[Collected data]

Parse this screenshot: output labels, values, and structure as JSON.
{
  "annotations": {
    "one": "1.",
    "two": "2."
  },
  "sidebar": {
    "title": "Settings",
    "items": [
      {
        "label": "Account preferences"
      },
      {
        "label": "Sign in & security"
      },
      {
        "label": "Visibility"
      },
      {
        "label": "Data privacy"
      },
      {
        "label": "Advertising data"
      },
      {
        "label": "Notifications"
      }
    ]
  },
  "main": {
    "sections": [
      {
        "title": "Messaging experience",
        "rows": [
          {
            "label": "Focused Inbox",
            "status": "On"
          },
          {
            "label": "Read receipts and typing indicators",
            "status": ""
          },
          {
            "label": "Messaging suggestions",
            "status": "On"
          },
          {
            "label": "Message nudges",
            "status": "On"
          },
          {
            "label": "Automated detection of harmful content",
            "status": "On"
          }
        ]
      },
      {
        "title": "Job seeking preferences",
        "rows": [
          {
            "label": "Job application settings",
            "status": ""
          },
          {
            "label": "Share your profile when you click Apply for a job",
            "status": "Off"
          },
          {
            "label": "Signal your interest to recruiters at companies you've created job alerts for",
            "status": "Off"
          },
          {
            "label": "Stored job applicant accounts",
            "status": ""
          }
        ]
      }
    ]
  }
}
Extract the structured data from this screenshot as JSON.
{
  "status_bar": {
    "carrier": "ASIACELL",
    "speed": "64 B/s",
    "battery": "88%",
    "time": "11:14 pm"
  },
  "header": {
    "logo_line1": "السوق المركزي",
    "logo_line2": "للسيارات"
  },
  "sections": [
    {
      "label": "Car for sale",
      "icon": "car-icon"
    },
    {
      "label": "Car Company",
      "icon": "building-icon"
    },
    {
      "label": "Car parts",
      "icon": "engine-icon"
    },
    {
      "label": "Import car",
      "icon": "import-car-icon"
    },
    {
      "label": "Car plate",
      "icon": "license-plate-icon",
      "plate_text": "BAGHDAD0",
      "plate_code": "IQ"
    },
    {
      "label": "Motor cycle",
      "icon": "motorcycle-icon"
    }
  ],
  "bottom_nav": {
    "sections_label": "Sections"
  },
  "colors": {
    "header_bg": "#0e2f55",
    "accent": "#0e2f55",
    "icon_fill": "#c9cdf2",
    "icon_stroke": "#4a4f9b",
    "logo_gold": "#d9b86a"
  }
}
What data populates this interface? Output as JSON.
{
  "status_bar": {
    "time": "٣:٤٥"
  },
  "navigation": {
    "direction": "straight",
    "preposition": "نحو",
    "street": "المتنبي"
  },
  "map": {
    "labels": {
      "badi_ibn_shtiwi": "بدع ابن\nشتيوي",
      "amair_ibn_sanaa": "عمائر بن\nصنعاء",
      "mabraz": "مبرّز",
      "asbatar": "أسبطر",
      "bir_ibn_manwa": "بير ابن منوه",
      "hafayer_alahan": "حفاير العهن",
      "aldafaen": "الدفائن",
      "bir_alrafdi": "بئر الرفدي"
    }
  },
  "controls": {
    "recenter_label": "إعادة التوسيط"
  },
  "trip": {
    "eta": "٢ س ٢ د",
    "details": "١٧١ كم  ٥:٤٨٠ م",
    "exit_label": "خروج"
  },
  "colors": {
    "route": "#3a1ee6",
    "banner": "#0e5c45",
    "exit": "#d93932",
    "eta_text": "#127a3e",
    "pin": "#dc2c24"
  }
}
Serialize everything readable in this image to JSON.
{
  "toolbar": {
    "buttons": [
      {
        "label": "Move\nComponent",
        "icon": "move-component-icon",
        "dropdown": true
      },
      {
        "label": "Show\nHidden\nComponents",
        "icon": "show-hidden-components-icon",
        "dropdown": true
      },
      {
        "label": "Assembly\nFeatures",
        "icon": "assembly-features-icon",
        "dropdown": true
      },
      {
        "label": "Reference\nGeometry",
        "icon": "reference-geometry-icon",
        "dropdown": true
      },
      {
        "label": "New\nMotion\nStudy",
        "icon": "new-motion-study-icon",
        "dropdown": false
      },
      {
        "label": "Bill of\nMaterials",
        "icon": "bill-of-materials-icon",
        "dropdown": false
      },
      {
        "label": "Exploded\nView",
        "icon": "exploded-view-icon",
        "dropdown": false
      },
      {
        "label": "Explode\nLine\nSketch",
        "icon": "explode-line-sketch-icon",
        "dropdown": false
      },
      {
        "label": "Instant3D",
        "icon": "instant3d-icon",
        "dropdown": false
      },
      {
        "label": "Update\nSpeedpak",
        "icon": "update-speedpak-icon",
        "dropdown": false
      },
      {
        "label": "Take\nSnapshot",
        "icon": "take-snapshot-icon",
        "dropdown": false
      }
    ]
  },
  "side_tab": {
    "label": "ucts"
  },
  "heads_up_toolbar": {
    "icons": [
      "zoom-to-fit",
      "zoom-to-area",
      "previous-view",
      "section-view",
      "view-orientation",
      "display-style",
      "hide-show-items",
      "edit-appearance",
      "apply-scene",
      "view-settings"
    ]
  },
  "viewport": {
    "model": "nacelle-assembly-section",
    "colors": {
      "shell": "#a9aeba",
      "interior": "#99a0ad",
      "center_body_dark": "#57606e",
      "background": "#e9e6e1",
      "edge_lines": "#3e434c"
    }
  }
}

Exercise directions: Reproduce the full listing exactly.

Answer for the task:
Parse this screenshot: output labels, values, and structure as JSON.
{
  "annotations": {
    "one": "1.",
    "two": "2."
  },
  "sidebar": {
    "title": "Settings",
    "items": [
      {
        "label": "Account preferences"
      },
      {
        "label": "Sign in & security"
      },
      {
        "label": "Visibility"
      },
      {
        "label": "Data privacy"
      },
      {
        "label": "Advertising data"
      },
      {
        "label": "Notifications"
      }
    ]
  },
  "main": {
    "sections": [
      {
        "title": "Messaging experience",
        "rows": [
          {
            "label": "Focused Inbox",
            "status": "On"
          },
          {
            "label": "Read receipts and typing indicators",
            "status": ""
          },
          {
            "label": "Messaging suggestions",
            "status": "On"
          },
          {
            "label": "Message nudges",
            "status": "On"
          },
          {
            "label": "Automated detection of harmful content",
            "status": "On"
          }
        ]
      },
      {
        "title": "Job seeking preferences",
        "rows": [
          {
            "label": "Job application settings",
            "status": ""
          },
          {
            "label": "Share your profile when you click Apply for a job",
            "status": "Off"
          },
          {
            "label": "Signal your interest to recruiters at companies you've created job alerts for",
            "status": "Off"
          },
          {
            "label": "Stored job applicant accounts",
            "status": ""
          }
        ]
      }
    ]
  }
}
Extract the structured data from this screenshot as JSON.
{
  "status_bar": {
    "carrier": "ASIACELL",
    "speed": "64 B/s",
    "battery": "88%",
    "time": "11:14 pm"
  },
  "header": {
    "logo_line1": "السوق المركزي",
    "logo_line2": "للسيارات"
  },
  "sections": [
    {
      "label": "Car for sale",
      "icon": "car-icon"
    },
    {
      "label": "Car Company",
      "icon": "building-icon"
    },
    {
      "label": "Car parts",
      "icon": "engine-icon"
    },
    {
      "label": "Import car",
      "icon": "import-car-icon"
    },
    {
      "label": "Car plate",
      "icon": "license-plate-icon",
      "plate_text": "BAGHDAD0",
      "plate_code": "IQ"
    },
    {
      "label": "Motor cycle",
      "icon": "motorcycle-icon"
    }
  ],
  "bottom_nav": {
    "sections_label": "Sections"
  },
  "colors": {
    "header_bg": "#0e2f55",
    "accent": "#0e2f55",
    "icon_fill": "#c9cdf2",
    "icon_stroke": "#4a4f9b",
    "logo_gold": "#d9b86a"
  }
}
What data populates this interface? Output as JSON.
{
  "status_bar": {
    "time": "٣:٤٥"
  },
  "navigation": {
    "direction": "straight",
    "preposition": "نحو",
    "street": "المتنبي"
  },
  "map": {
    "labels": {
      "badi_ibn_shtiwi": "بدع ابن\nشتيوي",
      "amair_ibn_sanaa": "عمائر بن\nصنعاء",
      "mabraz": "مبرّز",
      "asbatar": "أسبطر",
      "bir_ibn_manwa": "بير ابن منوه",
      "hafayer_alahan": "حفاير العهن",
      "aldafaen": "الدفائن",
      "bir_alrafdi": "بئر الرفدي"
    }
  },
  "controls": {
    "recenter_label": "إعادة التوسيط"
  },
  "trip": {
    "eta": "٢ س ٢ د",
    "details": "١٧١ كم  ٥:٤٨٠ م",
    "exit_label": "خروج"
  },
  "colors": {
    "route": "#3a1ee6",
    "banner": "#0e5c45",
    "exit": "#d93932",
    "eta_text": "#127a3e",
    "pin": "#dc2c24"
  }
}
Serialize everything readable in this image to JSON.
{
  "toolbar": {
    "buttons": [
      {
        "label": "Move\nComponent",
        "icon": "move-component-icon",
        "dropdown": true
      },
      {
        "label": "Show\nHidden\nComponents",
        "icon": "show-hidden-components-icon",
        "dropdown": true
      },
      {
        "label": "Assembly\nFeatures",
        "icon": "assembly-features-icon",
        "dropdown": true
      },
      {
        "label": "Reference\nGeometry",
        "icon": "reference-geometry-icon",
        "dropdown": true
      },
      {
        "label": "New\nMotion\nStudy",
        "icon": "new-motion-study-icon",
        "dropdown": false
      },
      {
        "label": "Bill of\nMaterials",
        "icon": "bill-of-materials-icon",
        "dropdown": false
      },
      {
        "label": "Exploded\nView",
        "icon": "exploded-view-icon",
        "dropdown": false
      },
      {
        "label": "Explode\nLine\nSketch",
        "icon": "explode-line-sketch-icon",
        "dropdown": false
      },
      {
        "label": "Instant3D",
        "icon": "instant3d-icon",
        "dropdown": false
      },
      {
        "label": "Update\nSpeedpak",
        "icon": "update-speedpak-icon",
        "dropdown": false
      },
      {
        "label": "Take\nSnapshot",
        "icon": "take-snapshot-icon",
        "dropdown": false
      }
    ]
  },
  "side_tab": {
    "label": "ucts"
  },
  "heads_up_toolbar": {
    "icons": [
      "zoom-to-fit",
      "zoom-to-area",
      "previous-view",
      "section-view",
      "view-orientation",
      "display-style",
      "hide-show-items",
      "edit-appearance",
      "apply-scene",
      "view-settings"
    ]
  },
  "viewport": {
    "model": "nacelle-assembly-section",
    "colors": {
      "shell": "#a9aeba",
      "interior": "#99a0ad",
      "center_body_dark": "#57606e",
      "background": "#e9e6e1",
      "edge_lines": "#3e434c"
    }
  }
}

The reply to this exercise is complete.